[Exercise data]
☆ ☆ ☆ ☆ ☆

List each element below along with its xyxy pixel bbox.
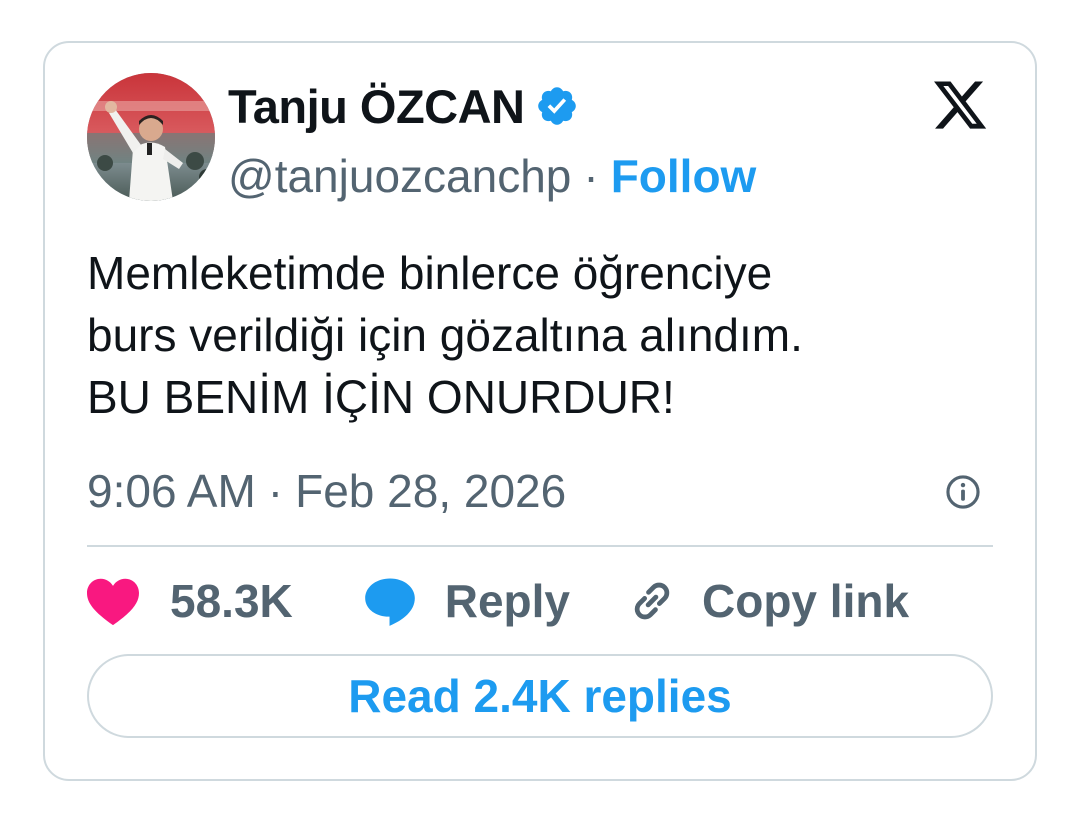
read-replies-button[interactable]: Read 2.4K replies [87,654,993,738]
divider [87,545,993,547]
author-handle[interactable]: @tanjuozcanchp [228,149,571,203]
speech-bubble-icon [364,578,415,626]
link-icon [634,582,670,620]
verified-badge-icon [537,87,576,125]
x-logo-icon[interactable] [930,76,990,134]
reply-label: Reply [444,575,571,627]
info-icon[interactable] [944,473,982,511]
heart-icon [87,578,139,626]
like-button[interactable]: 58.3K [84,574,293,628]
tweet-text-line: burs verildiği için gözaltına alındım. [87,309,803,361]
tweet-text-line: BU BENİM İÇİN ONURDUR! [87,371,675,423]
separator-dot: · [583,150,599,202]
avatar-photo [87,73,215,201]
avatar[interactable] [87,73,215,201]
author-name[interactable]: Tanju ÖZCAN [228,79,525,134]
action-bar: 58.3K Reply Copy link [87,570,909,632]
tweet-text: Memleketimde binlerce öğrenciye burs ver… [87,242,987,428]
reply-button[interactable]: Reply [361,574,570,628]
follow-button[interactable]: Follow [611,149,757,203]
tweet-time: 9:06 AM [87,465,256,517]
separator-dot: · [267,465,284,517]
copy-link-label: Copy link [702,575,910,627]
author-name-row: Tanju ÖZCAN [228,76,579,136]
copy-link-button[interactable]: Copy link [626,574,909,628]
likes-count: 58.3K [170,575,293,627]
tweet-text-line: Memleketimde binlerce öğrenciye [87,247,773,299]
author-handle-row: @tanjuozcanchp · Follow [228,148,756,204]
tweet-timestamp[interactable]: 9:06 AM · Feb 28, 2026 [87,462,566,520]
tweet-date: Feb 28, 2026 [295,465,567,517]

☆ ☆ ☆ ☆ ☆

Reproduce every line of the entries above character for character, leaving out any pictures.

List each element below along with its xyxy pixel bbox.
read-replies-button[interactable]: Read 2.4K replies [87,654,993,738]
divider [87,545,993,547]
author-handle[interactable]: @tanjuozcanchp [228,149,571,203]
speech-bubble-icon [364,578,415,626]
link-icon [634,582,670,620]
verified-badge-icon [537,87,576,125]
x-logo-icon[interactable] [930,76,990,134]
reply-label: Reply [444,575,571,627]
info-icon[interactable] [944,473,982,511]
heart-icon [87,578,139,626]
like-button[interactable]: 58.3K [84,574,293,628]
tweet-text-line: burs verildiği için gözaltına alındım. [87,309,803,361]
tweet-text-line: BU BENİM İÇİN ONURDUR! [87,371,675,423]
separator-dot: · [583,150,599,202]
avatar-photo [87,73,215,201]
avatar[interactable] [87,73,215,201]
author-name[interactable]: Tanju ÖZCAN [228,79,525,134]
action-bar: 58.3K Reply Copy link [87,570,909,632]
tweet-text: Memleketimde binlerce öğrenciye burs ver… [87,242,987,428]
reply-button[interactable]: Reply [361,574,570,628]
follow-button[interactable]: Follow [611,149,757,203]
tweet-time: 9:06 AM [87,465,256,517]
separator-dot: · [267,465,284,517]
copy-link-label: Copy link [702,575,910,627]
author-name-row: Tanju ÖZCAN [228,76,579,136]
copy-link-button[interactable]: Copy link [626,574,909,628]
likes-count: 58.3K [170,575,293,627]
tweet-text-line: Memleketimde binlerce öğrenciye [87,247,773,299]
author-handle-row: @tanjuozcanchp · Follow [228,148,756,204]
tweet-timestamp[interactable]: 9:06 AM · Feb 28, 2026 [87,462,566,520]
tweet-date: Feb 28, 2026 [295,465,567,517]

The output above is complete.